## REQUIREMENT
The records below must be retyped exactly.

## DATASET
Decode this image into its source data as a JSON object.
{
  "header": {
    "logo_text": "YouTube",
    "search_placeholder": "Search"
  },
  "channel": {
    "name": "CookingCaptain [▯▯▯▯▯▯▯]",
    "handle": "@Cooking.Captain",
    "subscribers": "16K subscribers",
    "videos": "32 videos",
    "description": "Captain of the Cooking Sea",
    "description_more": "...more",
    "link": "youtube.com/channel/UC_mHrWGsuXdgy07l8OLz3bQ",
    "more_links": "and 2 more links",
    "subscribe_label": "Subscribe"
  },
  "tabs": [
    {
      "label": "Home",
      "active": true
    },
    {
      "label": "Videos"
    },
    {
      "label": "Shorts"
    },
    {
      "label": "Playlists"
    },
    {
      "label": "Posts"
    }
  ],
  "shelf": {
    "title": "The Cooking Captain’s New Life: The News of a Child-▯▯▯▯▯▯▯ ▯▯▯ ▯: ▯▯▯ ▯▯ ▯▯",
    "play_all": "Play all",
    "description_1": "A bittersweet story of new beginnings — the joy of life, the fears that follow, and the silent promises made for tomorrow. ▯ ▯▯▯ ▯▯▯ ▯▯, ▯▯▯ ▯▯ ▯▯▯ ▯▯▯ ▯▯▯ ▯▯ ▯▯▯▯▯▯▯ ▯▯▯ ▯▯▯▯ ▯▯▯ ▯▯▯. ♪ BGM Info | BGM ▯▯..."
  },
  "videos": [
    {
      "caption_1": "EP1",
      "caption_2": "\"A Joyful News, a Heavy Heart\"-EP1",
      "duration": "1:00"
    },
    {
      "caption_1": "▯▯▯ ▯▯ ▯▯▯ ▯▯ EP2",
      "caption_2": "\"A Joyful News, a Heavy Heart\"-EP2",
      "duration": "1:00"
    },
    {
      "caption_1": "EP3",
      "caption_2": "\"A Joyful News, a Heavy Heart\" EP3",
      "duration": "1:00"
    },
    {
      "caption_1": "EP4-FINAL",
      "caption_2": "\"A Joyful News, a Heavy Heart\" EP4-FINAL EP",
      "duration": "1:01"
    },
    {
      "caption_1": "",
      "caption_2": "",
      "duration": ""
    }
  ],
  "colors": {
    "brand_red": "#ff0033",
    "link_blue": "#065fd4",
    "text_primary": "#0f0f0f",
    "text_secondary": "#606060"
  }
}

## ANSWER TO THE TASK
Decode this image into its source data as a JSON object.
{
  "header": {
    "logo_text": "YouTube",
    "search_placeholder": "Search"
  },
  "channel": {
    "name": "CookingCaptain [▯▯▯▯▯▯▯]",
    "handle": "@Cooking.Captain",
    "subscribers": "16K subscribers",
    "videos": "32 videos",
    "description": "Captain of the Cooking Sea",
    "description_more": "...more",
    "link": "youtube.com/channel/UC_mHrWGsuXdgy07l8OLz3bQ",
    "more_links": "and 2 more links",
    "subscribe_label": "Subscribe"
  },
  "tabs": [
    {
      "label": "Home",
      "active": true
    },
    {
      "label": "Videos"
    },
    {
      "label": "Shorts"
    },
    {
      "label": "Playlists"
    },
    {
      "label": "Posts"
    }
  ],
  "shelf": {
    "title": "The Cooking Captain’s New Life: The News of a Child-▯▯▯▯▯▯▯ ▯▯▯ ▯: ▯▯▯ ▯▯ ▯▯",
    "play_all": "Play all",
    "description_1": "A bittersweet story of new beginnings — the joy of life, the fears that follow, and the silent promises made for tomorrow. ▯ ▯▯▯ ▯▯▯ ▯▯, ▯▯▯ ▯▯ ▯▯▯ ▯▯▯ ▯▯▯ ▯▯ ▯▯▯▯▯▯▯ ▯▯▯ ▯▯▯▯ ▯▯▯ ▯▯▯. ♪ BGM Info | BGM ▯▯..."
  },
  "videos": [
    {
      "caption_1": "EP1",
      "caption_2": "\"A Joyful News, a Heavy Heart\"-EP1",
      "duration": "1:00"
    },
    {
      "caption_1": "▯▯▯ ▯▯ ▯▯▯ ▯▯ EP2",
      "caption_2": "\"A Joyful News, a Heavy Heart\"-EP2",
      "duration": "1:00"
    },
    {
      "caption_1": "EP3",
      "caption_2": "\"A Joyful News, a Heavy Heart\" EP3",
      "duration": "1:00"
    },
    {
      "caption_1": "EP4-FINAL",
      "caption_2": "\"A Joyful News, a Heavy Heart\" EP4-FINAL EP",
      "duration": "1:01"
    },
    {
      "caption_1": "",
      "caption_2": "",
      "duration": ""
    }
  ],
  "colors": {
    "brand_red": "#ff0033",
    "link_blue": "#065fd4",
    "text_primary": "#0f0f0f",
    "text_secondary": "#606060"
  }
}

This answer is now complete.